**Task brief:** Duplicate word for word the stretch of the LA Thieves article below that begins with the words "Prince of Thieves'" and ends after the words "the Green Wall.".

LA Thieves' Rings Are Inscribed With The Best Character Arcs Of All-Time
When the dust settles from LA Thieves' celebrations, and the champagne corks are swept away, the Call of Duty World Champions can reflect on a season that was filled with ups and downs which has led to an unbelievable twilight of a campaign. But what comes as just an impressive achievement on the face of it, comes a deeper backstory, and for the LA Thieves, their story to become champions of the world is a tale of redemption and the most tasteful character arcs we've ever seen.
Prince of Thieves' Coronation
It was only twelve months ago when we saw Dylan "Envoy" Hannon break down in tears on the OpTic Process series shortly after being delivered the news that he was being let go in favour of Anthony "Shotzzy" Cuevas-Castro amid the Team Envy merger. Once destined to be the predecessor to the throne that warms the hiney of Seth "Scump" Abner, Call of Duty hearts broke worldwide when Envoy, dressed in his multicoloured hoodie, couldn't keep the water out of his eyes when saying farewell to the Green Wall.

**Extracted data:**
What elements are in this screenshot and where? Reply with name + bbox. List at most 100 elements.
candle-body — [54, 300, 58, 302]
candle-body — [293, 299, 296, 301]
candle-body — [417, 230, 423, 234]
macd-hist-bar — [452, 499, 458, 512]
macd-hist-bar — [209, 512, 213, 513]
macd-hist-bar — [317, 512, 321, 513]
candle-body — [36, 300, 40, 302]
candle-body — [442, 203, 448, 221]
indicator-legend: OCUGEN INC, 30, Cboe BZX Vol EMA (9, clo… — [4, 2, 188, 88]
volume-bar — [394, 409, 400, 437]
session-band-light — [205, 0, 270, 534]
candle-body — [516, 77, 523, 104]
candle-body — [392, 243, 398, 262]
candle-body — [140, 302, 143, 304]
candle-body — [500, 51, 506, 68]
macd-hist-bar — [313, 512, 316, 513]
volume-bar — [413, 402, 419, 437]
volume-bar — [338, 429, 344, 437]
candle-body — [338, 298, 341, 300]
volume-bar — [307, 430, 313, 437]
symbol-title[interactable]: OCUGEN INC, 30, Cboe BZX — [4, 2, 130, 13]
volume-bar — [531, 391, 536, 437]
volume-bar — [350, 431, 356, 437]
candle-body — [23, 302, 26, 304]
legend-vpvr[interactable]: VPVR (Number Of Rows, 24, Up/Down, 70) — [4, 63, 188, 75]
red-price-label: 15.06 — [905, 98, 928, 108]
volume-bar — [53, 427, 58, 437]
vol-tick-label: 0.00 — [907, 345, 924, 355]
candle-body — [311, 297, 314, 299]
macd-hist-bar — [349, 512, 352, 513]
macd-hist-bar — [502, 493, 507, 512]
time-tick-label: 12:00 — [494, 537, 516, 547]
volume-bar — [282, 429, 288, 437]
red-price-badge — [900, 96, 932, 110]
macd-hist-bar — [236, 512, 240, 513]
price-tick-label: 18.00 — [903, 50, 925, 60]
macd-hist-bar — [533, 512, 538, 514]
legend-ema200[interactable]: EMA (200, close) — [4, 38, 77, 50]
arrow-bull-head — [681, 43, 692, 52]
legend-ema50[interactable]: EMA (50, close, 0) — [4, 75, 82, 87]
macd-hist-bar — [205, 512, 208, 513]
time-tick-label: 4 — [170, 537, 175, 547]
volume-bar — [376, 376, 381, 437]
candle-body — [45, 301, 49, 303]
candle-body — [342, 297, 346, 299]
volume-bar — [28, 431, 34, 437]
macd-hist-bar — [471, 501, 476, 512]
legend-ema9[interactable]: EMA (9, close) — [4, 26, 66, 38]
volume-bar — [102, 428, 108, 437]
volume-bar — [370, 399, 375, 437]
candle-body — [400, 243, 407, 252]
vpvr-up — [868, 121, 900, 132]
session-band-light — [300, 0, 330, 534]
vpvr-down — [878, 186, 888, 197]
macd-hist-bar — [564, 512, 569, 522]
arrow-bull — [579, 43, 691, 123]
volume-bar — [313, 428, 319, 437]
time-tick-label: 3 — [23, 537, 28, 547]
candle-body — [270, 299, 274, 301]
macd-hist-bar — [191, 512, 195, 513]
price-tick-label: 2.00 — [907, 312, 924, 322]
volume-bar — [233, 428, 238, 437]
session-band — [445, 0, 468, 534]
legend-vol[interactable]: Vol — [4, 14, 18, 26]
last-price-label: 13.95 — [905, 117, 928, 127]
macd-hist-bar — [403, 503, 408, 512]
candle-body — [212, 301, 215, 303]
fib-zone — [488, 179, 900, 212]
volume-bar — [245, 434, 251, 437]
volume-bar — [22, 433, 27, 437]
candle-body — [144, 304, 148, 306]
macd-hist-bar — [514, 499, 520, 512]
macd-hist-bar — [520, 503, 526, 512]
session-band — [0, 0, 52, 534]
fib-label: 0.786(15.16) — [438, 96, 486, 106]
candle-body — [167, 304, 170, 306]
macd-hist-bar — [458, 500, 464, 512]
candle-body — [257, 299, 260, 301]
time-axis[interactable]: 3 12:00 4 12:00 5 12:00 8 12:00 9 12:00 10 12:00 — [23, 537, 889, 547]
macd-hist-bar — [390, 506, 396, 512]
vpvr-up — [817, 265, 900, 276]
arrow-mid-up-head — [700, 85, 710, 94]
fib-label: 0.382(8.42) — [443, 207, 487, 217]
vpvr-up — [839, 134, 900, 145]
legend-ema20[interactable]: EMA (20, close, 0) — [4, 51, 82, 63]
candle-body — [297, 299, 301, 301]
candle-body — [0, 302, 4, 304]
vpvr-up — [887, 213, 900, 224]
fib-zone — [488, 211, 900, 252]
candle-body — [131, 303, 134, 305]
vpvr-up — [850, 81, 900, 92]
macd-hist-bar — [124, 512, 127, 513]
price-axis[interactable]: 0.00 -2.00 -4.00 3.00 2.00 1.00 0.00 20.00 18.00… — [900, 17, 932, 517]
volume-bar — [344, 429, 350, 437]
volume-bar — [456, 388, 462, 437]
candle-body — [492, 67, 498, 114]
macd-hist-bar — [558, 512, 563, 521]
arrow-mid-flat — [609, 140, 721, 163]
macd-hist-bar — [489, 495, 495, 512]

**Solution:**
Prince of Thieves' Coronation
It was only twelve months ago when we saw Dylan "Envoy" Hannon break down in tears on the OpTic Process series shortly after being delivered the news that he was being let go in favour of Anthony "Shotzzy" Cuevas-Castro amid the Team Envy merger. Once destined to be the predecessor to the throne that warms the hiney of Seth "Scump" Abner, Call of Duty hearts broke worldwide when Envoy, dressed in his multicoloured hoodie, couldn't keep the water out of his eyes when saying farewell to the Green Wall.